[start of INFORMATION PROVIDED]

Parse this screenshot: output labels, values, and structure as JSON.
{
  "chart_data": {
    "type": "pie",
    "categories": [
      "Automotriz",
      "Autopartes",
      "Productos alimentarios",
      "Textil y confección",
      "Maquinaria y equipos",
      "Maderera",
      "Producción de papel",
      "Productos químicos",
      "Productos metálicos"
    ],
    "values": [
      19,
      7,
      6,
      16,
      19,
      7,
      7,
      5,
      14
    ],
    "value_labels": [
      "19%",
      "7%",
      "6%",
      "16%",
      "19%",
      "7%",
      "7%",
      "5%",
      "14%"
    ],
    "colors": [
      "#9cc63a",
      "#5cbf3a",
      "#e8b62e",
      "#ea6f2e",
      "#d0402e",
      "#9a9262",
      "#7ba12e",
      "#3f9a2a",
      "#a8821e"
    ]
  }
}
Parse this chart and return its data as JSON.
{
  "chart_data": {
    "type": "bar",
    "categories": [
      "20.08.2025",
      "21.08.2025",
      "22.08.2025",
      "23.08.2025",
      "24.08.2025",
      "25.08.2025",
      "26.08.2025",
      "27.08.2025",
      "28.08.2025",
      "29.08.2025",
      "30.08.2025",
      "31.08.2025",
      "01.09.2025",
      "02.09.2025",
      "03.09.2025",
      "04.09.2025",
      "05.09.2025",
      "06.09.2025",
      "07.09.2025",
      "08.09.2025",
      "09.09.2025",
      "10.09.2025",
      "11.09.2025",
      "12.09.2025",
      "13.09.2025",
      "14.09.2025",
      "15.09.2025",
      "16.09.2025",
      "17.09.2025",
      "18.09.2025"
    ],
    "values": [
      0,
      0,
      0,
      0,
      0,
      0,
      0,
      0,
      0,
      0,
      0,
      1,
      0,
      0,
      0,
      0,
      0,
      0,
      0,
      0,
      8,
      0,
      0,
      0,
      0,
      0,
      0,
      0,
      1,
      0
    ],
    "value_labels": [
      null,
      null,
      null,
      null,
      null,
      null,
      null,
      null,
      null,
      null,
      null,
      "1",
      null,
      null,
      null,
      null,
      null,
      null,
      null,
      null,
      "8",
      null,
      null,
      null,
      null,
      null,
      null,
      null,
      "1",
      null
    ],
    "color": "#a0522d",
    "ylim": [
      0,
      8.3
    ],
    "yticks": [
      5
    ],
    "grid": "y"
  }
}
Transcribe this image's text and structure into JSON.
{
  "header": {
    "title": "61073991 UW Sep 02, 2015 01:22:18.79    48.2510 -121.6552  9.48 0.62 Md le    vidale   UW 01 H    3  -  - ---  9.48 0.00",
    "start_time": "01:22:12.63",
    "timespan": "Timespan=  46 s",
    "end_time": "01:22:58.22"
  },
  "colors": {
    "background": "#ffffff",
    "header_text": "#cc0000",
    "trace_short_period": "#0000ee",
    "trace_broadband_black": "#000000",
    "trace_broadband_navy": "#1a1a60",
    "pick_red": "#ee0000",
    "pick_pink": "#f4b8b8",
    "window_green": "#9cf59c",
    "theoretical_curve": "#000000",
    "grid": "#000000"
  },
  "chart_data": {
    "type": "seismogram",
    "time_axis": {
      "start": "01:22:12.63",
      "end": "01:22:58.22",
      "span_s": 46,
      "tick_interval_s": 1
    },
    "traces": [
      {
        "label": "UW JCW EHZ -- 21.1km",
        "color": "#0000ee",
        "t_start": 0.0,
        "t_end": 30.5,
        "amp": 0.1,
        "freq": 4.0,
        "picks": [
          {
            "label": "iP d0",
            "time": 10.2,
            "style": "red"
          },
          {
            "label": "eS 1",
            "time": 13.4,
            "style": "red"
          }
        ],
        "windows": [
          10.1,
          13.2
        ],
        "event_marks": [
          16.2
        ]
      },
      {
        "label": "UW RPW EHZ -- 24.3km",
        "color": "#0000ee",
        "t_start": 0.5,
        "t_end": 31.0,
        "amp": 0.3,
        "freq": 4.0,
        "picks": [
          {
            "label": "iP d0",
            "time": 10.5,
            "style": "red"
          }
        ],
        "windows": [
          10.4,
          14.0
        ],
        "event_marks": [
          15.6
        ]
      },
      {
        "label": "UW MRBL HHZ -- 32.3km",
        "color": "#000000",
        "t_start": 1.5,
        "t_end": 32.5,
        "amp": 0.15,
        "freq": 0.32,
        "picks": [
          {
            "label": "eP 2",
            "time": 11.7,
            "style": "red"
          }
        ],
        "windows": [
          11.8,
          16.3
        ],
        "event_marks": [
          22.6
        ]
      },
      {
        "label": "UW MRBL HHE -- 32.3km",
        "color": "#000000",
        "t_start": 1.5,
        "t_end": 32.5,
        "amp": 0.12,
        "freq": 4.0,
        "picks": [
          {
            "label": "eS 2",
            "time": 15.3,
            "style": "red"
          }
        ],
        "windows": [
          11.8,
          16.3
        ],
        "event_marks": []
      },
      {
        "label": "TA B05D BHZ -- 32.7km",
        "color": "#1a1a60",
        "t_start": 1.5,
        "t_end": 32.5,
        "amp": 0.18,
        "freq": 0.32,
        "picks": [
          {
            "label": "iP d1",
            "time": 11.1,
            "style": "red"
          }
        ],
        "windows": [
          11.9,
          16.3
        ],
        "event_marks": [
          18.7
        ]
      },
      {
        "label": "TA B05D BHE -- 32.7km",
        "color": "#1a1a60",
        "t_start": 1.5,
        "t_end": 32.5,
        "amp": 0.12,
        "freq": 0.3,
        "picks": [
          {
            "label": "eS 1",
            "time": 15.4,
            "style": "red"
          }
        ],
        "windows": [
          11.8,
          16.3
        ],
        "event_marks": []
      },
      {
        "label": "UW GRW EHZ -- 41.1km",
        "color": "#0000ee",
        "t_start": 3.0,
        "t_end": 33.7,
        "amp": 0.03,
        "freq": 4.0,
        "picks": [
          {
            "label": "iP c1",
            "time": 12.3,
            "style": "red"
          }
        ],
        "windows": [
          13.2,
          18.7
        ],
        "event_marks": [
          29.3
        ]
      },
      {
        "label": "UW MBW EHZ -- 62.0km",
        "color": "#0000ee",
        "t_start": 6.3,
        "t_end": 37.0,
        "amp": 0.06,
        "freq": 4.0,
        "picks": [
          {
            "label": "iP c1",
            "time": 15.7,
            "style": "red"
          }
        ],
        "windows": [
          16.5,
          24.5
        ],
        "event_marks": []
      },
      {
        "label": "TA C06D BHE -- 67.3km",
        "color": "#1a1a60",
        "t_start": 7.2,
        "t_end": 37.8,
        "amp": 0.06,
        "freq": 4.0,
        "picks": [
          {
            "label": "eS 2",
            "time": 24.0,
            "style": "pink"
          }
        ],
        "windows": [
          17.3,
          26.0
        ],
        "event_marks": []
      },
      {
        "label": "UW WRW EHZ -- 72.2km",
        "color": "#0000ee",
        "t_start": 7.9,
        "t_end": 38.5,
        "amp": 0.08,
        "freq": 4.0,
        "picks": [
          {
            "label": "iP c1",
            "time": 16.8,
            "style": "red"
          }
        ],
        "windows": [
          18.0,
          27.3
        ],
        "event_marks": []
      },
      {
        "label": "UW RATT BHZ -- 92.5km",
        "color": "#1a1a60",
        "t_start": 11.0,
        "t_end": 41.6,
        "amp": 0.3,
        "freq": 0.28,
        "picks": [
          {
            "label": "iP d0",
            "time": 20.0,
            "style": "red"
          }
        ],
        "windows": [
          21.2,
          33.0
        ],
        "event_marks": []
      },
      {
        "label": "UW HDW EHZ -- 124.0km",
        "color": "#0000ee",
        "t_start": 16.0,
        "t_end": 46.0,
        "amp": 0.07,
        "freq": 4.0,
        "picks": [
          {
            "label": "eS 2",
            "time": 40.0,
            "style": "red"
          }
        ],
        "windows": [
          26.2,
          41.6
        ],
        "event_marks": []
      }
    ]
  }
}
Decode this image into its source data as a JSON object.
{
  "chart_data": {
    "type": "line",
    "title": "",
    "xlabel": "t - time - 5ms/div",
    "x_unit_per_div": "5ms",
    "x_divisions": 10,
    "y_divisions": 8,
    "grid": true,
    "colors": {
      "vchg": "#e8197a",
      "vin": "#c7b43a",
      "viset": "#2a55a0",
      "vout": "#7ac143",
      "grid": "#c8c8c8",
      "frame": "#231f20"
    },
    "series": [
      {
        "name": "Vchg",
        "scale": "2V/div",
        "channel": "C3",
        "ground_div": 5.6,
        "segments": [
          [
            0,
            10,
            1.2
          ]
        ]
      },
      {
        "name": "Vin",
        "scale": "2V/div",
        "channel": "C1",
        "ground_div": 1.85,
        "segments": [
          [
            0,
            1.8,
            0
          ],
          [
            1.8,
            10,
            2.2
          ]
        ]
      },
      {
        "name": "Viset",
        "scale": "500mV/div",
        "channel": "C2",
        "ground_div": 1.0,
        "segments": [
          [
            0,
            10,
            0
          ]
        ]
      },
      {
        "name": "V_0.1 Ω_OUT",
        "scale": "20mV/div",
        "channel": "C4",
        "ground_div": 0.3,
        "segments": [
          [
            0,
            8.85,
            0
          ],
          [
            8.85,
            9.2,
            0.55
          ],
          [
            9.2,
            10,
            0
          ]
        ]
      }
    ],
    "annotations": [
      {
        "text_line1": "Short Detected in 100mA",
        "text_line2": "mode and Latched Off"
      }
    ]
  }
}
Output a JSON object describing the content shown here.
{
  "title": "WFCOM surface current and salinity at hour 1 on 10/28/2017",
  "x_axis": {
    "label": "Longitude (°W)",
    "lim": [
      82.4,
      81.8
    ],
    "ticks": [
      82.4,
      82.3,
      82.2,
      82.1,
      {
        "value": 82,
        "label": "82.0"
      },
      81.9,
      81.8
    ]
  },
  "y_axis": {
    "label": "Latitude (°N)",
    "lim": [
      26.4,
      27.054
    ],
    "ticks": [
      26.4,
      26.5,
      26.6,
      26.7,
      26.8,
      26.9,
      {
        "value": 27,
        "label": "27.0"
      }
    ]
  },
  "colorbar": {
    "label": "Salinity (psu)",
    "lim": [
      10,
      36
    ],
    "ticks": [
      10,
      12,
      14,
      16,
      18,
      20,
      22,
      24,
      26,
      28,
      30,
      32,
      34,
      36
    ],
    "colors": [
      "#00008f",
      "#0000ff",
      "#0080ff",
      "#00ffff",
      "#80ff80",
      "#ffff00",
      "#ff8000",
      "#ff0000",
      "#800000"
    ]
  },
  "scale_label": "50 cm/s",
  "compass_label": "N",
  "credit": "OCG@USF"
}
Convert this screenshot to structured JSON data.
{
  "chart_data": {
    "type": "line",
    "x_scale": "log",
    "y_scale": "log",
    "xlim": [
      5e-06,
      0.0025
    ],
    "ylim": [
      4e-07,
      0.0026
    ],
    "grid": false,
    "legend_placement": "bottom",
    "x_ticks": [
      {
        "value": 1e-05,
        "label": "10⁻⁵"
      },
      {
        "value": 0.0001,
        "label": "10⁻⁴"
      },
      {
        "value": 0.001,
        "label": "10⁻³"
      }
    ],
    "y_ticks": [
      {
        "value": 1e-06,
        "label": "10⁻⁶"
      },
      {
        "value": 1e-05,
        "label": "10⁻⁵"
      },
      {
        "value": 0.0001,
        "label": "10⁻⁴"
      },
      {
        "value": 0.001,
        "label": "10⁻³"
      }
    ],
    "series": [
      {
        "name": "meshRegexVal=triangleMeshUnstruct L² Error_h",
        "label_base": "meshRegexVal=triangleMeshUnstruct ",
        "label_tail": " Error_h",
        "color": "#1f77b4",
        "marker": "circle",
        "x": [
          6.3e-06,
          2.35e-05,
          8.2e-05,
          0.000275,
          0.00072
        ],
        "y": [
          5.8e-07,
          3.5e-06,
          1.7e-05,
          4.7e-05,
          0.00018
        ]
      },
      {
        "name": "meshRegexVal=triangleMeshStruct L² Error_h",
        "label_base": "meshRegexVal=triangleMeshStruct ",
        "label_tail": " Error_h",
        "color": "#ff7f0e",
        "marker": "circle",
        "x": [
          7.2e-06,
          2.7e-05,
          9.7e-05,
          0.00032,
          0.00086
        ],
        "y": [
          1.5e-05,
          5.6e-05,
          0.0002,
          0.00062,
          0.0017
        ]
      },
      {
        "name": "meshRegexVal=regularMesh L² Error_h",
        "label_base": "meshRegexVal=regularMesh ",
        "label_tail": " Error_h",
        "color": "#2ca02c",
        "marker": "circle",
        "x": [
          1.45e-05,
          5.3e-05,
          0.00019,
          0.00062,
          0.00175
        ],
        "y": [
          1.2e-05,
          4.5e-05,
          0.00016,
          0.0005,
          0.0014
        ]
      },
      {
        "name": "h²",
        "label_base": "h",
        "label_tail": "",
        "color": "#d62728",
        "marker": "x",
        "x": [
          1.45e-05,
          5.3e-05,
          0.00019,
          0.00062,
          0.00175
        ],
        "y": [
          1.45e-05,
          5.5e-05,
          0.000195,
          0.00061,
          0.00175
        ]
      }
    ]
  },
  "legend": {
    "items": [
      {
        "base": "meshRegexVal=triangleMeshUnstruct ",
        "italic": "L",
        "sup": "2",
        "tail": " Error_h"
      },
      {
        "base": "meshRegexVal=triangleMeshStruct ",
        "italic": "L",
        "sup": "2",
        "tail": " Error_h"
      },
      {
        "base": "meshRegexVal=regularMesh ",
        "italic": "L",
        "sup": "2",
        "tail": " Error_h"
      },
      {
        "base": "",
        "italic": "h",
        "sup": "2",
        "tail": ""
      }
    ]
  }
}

[end of INFORMATION PROVIDED]

Return only those lines of the records that contain the string "grid".

    "grid": "y"
    "grid": "#000000"
    "grid": true,
      "grid": "#c8c8c8",
    "grid": false,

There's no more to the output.